_TASKS TO PERFORM:_
**1.** List every drug company that the article on antitoxin drugs names as making or developing an antitoxin.
**2.** Answer these questions from the article on antitoxin drugs:
(a) About how many Americans does C. diff kill each year?
(b) In Merck's clinical trials, what percentage of patients who used the toxin-blocking agent together with traditional antibiotics got sick again?
(c) In which people is AstraZeneca testing whether its Staph antitoxin can prevent infections?

_PASSAGE FOR REVIEW:_
It’s the first in a new wave of targeted therapies that home in on the bacterial poisons responsible for the abdominal pain, vomiting, and watery diarrhea experienced by people with gut infections. Although doctors expect to use this first antitoxin in combination with conventional antibiotics, it demonstrates that a soft touch can help ward off persistent bugs.

“It’s really exciting,” said Dr. Nicholas Kartsonis, section head of infectious diseases clinical research at Merck, the drug company behind the agent. Merck announced this week that the FDA had accepted its marketing application, and that a regulatory decision is expected by the end of July. “This is really getting people enthused about working on nonantibiotic approaches to treating infections.”


Other companies pursuing their own antitoxins against deadly pathogens include AstraZeneca and Aridis Pharmaceuticals, each of which are developing experimental drugs that neutralize a Staph toxin, and Bellus Health, which is working on a drug that blocks the E. coli toxin.

Doctors warn that these agents, if approved, are likely to be come with a much higher sticker price than existing antibacterials. This is because drug companies need to make profits and recoup their drug development costs, but also because these drugs are “biologic” antibodies that are expensive to produce.


Infectious disease specialists urgently need new drug options — and the situation is especially dire in the fight against Clostridium difficile, the most common type of hospital-acquired superbug.

C. diff, as it’s commonly known, lays low nearly half a million Americans and kills an estimated 15,000 each year.

Merck’s first-in-class drug targets one of the two toxins produced by C. diff. Although bacteria-killing antibiotics can get these infections under control, more than 25 percent of patients get a second bout of C. diff within weeks of their recovery. And for many patients the infections keep on coming back after that. “It’s a vicious cycle,” Kartsonis said.

Merck showed in clinical trials that when patients used their toxin-blocking agent in combination with traditional antibiotics, only 16 percent of patients got sick again, with few noticeable side effects of the experimental therapy.

If used widely, the Merck drug, called bezlotoxumab, could help ward off tens of thousands of recurrent infections in the United States each year. “This would be a welcome addition to our medicine box,” said Dr. John Lamont, a gastroenterologist at Beth Israel Deaconess Medical Center in Boston who specializes in intestinal infections and was not involved in the development of the drug.

But with one in six patients still experiencing recurrences, Lamont noted, “it’s not a home run.”

Bezlotoxumab could make a bigger public health dent if it can be used to stop C. diff from taking hold in the first place in at-risk patients. “Theoretically this might work,” said Lamont.

Merck has not yet tested this prophylactic strategy, but AstraZeneca is already running a trial of its Staph antitoxin agent to see if it can prevent infections in people on ventilators. These assisted-breathing devices are known to put people at a heightened risk of developing Staph-related pneumonia.

Still, Dr. David Shlaes, a retired antiinfectives consultant, cautioned that these drugs will only solve a small piece of the drug resistance problem. “I’m not sure that this is the answer to the bigger resistance problem,” he said.

Even more effective drugs, and better stewardship of antibiotics in humans and livestock, are also needed to manage the emerging crisis of antibiotic resistance.

_DATA PROVIDED:_
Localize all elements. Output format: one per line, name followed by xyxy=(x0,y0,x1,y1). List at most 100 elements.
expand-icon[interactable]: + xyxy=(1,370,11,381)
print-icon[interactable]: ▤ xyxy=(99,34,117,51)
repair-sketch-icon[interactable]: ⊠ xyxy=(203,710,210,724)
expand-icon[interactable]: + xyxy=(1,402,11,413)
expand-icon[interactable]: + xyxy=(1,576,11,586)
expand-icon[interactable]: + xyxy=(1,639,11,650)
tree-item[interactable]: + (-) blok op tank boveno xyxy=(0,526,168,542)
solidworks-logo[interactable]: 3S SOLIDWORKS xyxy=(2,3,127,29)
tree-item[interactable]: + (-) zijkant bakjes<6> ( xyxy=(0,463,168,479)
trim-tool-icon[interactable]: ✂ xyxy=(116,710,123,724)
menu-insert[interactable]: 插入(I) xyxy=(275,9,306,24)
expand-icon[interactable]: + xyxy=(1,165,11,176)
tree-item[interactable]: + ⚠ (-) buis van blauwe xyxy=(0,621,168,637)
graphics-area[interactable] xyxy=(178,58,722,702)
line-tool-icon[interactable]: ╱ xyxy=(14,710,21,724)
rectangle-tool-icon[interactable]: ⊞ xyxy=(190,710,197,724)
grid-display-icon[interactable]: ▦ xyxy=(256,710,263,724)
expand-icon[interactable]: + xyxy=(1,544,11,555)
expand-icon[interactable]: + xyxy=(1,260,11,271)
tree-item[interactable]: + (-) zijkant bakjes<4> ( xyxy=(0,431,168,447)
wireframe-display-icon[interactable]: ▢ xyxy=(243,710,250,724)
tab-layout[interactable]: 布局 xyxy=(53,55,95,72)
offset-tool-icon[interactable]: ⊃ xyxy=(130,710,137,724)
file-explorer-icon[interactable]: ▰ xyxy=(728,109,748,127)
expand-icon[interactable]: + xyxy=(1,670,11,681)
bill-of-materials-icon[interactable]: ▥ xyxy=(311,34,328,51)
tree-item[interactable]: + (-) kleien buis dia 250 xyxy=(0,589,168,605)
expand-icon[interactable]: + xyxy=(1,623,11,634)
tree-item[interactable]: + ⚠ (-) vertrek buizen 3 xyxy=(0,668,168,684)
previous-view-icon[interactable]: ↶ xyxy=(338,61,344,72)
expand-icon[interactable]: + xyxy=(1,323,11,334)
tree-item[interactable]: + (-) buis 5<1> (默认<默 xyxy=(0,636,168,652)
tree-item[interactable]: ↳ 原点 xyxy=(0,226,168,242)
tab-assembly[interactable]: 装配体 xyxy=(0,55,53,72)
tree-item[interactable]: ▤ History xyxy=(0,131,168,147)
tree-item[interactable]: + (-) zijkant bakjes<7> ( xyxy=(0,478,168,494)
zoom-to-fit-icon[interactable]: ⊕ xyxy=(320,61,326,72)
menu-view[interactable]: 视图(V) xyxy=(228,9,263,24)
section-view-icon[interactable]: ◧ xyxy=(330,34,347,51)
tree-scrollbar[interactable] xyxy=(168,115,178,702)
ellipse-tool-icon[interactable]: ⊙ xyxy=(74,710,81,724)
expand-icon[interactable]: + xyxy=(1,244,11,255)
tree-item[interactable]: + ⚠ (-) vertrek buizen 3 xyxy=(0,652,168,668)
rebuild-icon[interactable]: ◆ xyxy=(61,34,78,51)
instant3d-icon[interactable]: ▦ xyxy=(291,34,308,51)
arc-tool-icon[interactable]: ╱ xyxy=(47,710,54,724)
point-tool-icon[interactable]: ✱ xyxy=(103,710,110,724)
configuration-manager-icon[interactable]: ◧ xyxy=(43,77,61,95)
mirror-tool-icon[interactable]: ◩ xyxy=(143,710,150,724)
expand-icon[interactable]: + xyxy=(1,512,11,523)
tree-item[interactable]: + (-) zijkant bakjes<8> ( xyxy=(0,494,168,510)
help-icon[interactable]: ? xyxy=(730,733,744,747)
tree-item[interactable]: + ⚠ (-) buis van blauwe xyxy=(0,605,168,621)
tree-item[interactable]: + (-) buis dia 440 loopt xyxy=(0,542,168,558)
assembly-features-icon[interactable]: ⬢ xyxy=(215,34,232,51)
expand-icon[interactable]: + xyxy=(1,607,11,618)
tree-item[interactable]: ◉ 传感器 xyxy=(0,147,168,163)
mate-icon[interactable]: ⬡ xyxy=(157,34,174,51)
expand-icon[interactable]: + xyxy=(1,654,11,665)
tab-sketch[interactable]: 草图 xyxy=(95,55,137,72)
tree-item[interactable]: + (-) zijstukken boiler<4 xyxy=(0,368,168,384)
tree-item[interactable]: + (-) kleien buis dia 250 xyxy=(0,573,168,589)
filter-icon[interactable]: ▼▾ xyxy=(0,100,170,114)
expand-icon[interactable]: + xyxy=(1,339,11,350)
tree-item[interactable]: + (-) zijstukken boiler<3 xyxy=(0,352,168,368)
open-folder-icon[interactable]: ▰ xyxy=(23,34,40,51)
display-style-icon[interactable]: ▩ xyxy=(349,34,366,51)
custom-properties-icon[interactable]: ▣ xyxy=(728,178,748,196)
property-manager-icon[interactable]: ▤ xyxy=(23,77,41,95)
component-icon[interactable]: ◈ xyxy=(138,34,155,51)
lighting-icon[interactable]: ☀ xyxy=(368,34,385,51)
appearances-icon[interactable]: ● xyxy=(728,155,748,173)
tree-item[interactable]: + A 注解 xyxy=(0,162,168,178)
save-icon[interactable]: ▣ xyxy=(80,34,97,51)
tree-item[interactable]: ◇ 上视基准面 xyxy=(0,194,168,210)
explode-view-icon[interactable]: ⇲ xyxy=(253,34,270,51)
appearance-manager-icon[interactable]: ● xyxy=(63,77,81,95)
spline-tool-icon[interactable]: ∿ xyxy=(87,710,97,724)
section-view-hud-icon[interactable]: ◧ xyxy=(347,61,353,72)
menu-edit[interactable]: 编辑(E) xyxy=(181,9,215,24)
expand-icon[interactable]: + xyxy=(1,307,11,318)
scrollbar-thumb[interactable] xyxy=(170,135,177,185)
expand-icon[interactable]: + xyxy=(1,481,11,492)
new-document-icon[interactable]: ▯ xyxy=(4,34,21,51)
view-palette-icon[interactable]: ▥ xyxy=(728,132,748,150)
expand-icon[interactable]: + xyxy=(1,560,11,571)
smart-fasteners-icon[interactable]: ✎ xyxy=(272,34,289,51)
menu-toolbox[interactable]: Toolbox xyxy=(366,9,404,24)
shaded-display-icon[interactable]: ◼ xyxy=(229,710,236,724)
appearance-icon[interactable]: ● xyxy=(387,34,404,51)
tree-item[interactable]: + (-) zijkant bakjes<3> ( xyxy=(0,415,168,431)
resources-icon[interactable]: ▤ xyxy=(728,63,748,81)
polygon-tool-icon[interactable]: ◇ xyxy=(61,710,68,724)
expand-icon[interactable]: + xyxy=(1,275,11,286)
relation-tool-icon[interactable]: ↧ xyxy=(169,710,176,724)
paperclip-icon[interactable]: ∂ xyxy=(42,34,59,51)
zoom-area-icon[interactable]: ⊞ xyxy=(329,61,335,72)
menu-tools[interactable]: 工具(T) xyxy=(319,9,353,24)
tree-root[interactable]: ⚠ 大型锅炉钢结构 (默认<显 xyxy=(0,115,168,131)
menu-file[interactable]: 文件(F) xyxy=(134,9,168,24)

_ANSWERS PROVIDED:_
**1.**
Merck
AstraZeneca
Aridis Pharmaceuticals
Bellus Health

**2.**
(a) An estimated 15,000.
(b) 16 percent.
(c) People on ventilators.